[Data lines start]
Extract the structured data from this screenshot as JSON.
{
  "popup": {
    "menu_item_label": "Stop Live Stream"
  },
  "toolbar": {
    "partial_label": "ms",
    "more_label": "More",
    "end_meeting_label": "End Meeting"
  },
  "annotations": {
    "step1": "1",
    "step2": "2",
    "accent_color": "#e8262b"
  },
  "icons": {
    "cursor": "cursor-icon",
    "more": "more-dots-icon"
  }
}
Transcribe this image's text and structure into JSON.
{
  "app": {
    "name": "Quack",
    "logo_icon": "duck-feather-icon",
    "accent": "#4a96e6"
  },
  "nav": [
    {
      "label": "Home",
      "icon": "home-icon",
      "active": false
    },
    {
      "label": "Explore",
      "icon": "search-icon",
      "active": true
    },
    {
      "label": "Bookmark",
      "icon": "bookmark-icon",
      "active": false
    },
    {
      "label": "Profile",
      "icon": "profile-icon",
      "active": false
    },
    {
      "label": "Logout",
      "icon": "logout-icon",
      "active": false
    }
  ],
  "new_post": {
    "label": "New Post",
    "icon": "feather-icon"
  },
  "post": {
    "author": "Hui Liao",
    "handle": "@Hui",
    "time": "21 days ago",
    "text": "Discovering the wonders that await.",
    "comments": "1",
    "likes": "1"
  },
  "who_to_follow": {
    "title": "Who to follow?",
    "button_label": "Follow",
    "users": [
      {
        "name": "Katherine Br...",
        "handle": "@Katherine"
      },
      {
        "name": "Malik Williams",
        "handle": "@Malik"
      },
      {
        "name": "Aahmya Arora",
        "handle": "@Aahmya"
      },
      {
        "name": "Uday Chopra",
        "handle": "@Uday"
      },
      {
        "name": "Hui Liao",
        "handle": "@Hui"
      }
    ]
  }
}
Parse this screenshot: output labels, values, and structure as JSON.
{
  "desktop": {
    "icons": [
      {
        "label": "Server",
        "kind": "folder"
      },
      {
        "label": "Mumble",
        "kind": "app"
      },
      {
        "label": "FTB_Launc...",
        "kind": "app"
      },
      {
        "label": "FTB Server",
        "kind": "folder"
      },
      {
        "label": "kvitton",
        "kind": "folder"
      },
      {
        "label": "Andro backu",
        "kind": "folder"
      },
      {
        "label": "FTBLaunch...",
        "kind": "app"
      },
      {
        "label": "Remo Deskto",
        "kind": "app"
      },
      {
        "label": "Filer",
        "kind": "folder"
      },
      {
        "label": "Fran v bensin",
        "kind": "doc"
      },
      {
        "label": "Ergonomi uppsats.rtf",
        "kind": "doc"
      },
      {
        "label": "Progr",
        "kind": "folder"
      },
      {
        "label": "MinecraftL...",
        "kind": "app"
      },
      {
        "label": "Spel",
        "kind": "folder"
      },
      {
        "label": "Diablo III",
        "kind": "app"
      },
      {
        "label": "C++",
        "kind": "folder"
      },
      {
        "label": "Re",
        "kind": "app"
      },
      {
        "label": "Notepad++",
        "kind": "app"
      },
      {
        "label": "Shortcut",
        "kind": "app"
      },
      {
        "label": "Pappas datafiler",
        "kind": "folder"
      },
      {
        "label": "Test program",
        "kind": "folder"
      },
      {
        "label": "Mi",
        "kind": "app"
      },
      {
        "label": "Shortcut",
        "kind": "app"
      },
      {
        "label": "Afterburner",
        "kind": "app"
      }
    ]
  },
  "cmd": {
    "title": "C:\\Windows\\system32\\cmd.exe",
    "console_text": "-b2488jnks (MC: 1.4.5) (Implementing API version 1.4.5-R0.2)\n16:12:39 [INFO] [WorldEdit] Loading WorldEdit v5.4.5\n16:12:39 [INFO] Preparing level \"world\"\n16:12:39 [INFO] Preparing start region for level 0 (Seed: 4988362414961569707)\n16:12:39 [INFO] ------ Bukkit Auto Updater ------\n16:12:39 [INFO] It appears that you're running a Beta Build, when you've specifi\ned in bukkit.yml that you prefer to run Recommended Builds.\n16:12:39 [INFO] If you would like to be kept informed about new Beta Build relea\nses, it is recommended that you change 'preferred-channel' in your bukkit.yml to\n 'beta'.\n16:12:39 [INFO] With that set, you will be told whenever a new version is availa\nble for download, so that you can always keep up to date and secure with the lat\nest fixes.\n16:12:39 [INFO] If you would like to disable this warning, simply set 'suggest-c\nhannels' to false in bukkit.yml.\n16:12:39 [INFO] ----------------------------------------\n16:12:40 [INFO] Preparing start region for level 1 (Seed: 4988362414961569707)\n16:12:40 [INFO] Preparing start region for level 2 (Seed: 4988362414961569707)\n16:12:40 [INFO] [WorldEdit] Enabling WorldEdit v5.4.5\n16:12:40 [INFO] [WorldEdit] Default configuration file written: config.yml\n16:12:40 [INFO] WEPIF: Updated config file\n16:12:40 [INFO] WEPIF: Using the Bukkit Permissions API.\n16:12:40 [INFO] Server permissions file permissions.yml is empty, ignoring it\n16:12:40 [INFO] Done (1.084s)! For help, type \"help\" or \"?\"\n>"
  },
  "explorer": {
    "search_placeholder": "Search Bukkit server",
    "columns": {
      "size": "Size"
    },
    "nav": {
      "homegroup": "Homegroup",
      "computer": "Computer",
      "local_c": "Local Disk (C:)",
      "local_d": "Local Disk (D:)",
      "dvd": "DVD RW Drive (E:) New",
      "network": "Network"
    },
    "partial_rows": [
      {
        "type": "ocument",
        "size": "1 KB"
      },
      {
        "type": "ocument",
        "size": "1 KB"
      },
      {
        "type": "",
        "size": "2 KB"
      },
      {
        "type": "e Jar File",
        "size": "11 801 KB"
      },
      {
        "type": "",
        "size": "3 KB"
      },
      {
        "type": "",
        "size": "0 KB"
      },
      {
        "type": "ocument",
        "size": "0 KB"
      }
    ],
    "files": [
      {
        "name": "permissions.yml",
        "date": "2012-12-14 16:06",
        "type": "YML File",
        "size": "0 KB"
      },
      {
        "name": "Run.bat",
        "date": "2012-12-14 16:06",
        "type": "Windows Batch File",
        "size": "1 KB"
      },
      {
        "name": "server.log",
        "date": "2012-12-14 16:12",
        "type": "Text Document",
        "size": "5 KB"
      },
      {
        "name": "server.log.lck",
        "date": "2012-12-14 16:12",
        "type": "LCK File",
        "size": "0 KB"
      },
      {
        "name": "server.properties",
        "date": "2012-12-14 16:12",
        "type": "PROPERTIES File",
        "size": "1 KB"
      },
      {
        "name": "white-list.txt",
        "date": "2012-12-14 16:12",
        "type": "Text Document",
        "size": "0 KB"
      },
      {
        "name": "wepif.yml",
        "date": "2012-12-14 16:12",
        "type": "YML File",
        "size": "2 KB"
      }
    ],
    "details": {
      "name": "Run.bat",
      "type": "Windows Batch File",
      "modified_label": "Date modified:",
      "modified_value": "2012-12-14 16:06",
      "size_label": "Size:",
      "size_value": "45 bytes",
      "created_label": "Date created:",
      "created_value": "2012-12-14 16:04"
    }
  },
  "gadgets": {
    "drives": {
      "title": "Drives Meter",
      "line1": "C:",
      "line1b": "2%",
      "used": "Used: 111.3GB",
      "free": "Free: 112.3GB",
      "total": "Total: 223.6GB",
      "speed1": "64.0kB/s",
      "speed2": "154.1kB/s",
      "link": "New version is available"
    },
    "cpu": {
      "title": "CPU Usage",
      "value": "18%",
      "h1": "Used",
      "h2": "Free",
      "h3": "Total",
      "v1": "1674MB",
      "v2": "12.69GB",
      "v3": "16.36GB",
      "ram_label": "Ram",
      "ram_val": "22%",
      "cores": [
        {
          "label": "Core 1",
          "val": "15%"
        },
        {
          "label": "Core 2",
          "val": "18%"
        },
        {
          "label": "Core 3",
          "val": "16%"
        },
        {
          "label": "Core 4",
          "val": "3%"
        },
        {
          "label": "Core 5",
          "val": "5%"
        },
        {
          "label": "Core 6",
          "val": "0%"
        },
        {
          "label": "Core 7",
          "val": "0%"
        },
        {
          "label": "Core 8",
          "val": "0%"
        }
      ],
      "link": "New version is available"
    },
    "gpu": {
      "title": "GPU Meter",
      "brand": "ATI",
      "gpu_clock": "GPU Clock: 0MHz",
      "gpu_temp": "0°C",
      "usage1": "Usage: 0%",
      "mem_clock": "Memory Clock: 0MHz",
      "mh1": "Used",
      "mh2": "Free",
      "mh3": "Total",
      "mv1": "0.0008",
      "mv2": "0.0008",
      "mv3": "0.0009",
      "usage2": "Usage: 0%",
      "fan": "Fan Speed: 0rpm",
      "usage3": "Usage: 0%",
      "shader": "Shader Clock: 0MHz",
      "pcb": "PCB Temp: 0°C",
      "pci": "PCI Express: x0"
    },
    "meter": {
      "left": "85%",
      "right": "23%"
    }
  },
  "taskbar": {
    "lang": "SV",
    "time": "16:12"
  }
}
[Data lines end]
* _Your task_: Indicate how many lines of the material include the word "Disk"; the number alone is required.

* _Solution to this problem_: 2